- Data entries for graphics -
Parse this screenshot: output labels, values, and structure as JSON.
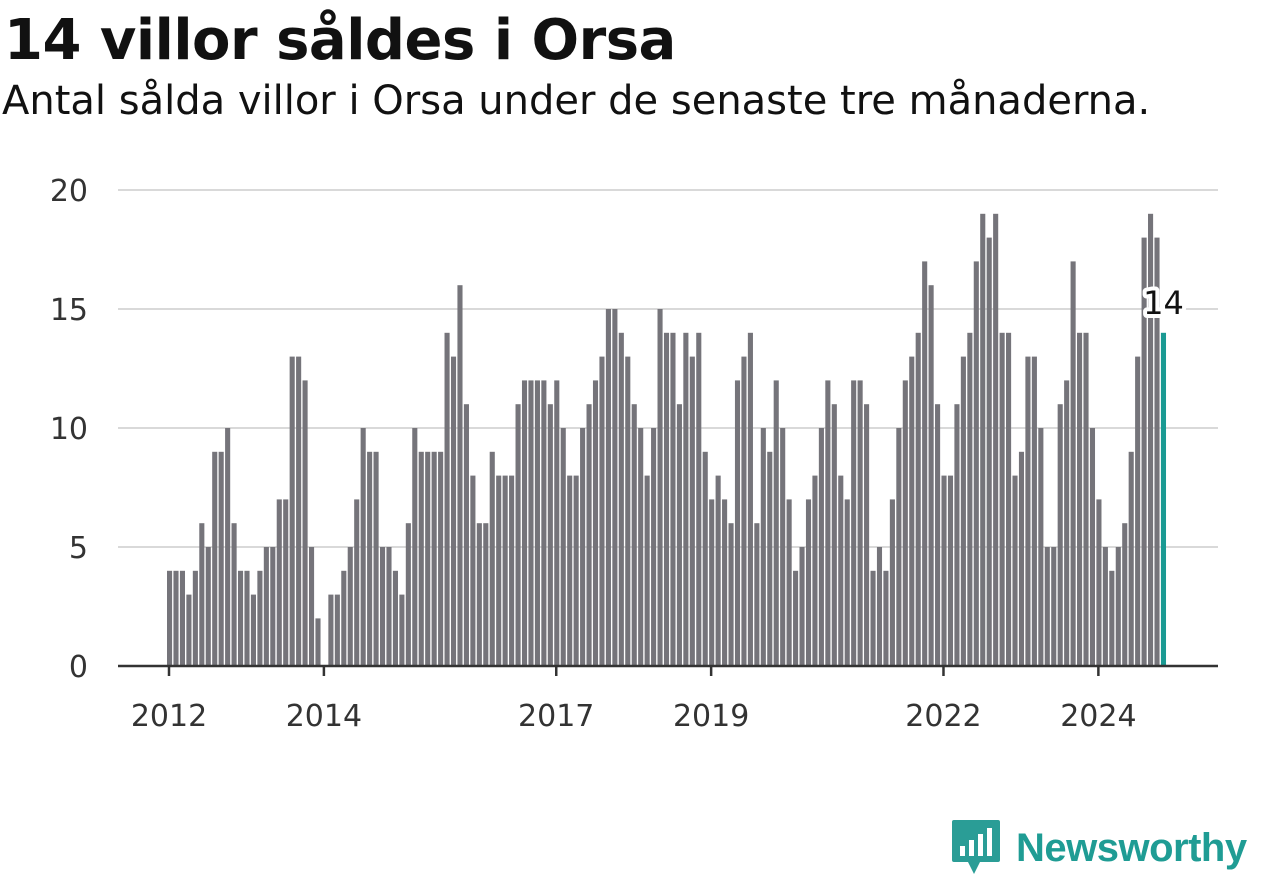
{
  "header": {
    "title": "14 villor såldes i Orsa",
    "subtitle": "Antal sålda villor i Orsa under de senaste tre månaderna."
  },
  "brand": {
    "name": "Newsworthy",
    "color": "#1f9c94"
  },
  "colors": {
    "bar": "#75747a",
    "highlight": "#1a9a93",
    "grid": "#d9d9d9",
    "axis": "#333333",
    "text": "#333333"
  },
  "chart_data": {
    "type": "bar",
    "title": "14 villor såldes i Orsa",
    "subtitle": "Antal sålda villor i Orsa under de senaste tre månaderna.",
    "start": "2012-01",
    "frequency": "monthly",
    "ylim": [
      0,
      20
    ],
    "yticks": [
      0,
      5,
      10,
      15,
      20
    ],
    "xticks": [
      "2012",
      "2014",
      "2017",
      "2019",
      "2022",
      "2024"
    ],
    "grid": true,
    "highlight_last": true,
    "last_value_label": "14",
    "values": [
      4,
      4,
      4,
      3,
      4,
      6,
      5,
      9,
      9,
      10,
      6,
      4,
      4,
      3,
      4,
      5,
      5,
      7,
      7,
      13,
      13,
      12,
      5,
      2,
      0,
      3,
      3,
      4,
      5,
      7,
      10,
      9,
      9,
      5,
      5,
      4,
      3,
      6,
      10,
      9,
      9,
      9,
      9,
      14,
      13,
      16,
      11,
      8,
      6,
      6,
      9,
      8,
      8,
      8,
      11,
      12,
      12,
      12,
      12,
      11,
      12,
      10,
      8,
      8,
      10,
      11,
      12,
      13,
      15,
      15,
      14,
      13,
      11,
      10,
      8,
      10,
      15,
      14,
      14,
      11,
      14,
      13,
      14,
      9,
      7,
      8,
      7,
      6,
      12,
      13,
      14,
      6,
      10,
      9,
      12,
      10,
      7,
      4,
      5,
      7,
      8,
      10,
      12,
      11,
      8,
      7,
      12,
      12,
      11,
      4,
      5,
      4,
      7,
      10,
      12,
      13,
      14,
      17,
      16,
      11,
      8,
      8,
      11,
      13,
      14,
      17,
      19,
      18,
      19,
      14,
      14,
      8,
      9,
      13,
      13,
      10,
      5,
      5,
      11,
      12,
      17,
      14,
      14,
      10,
      7,
      5,
      4,
      5,
      6,
      9,
      13,
      18,
      19,
      18,
      14
    ]
  }
}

- Directions for this task -
Copy each line of the listing in which the word "villor" can be found.

- Task solution -
    "title": "14 villor såldes i Orsa",
    "subtitle": "Antal sålda villor i Orsa under de senaste tre månaderna."
    "title": "14 villor såldes i Orsa",
    "subtitle": "Antal sålda villor i Orsa under de senaste tre månaderna.",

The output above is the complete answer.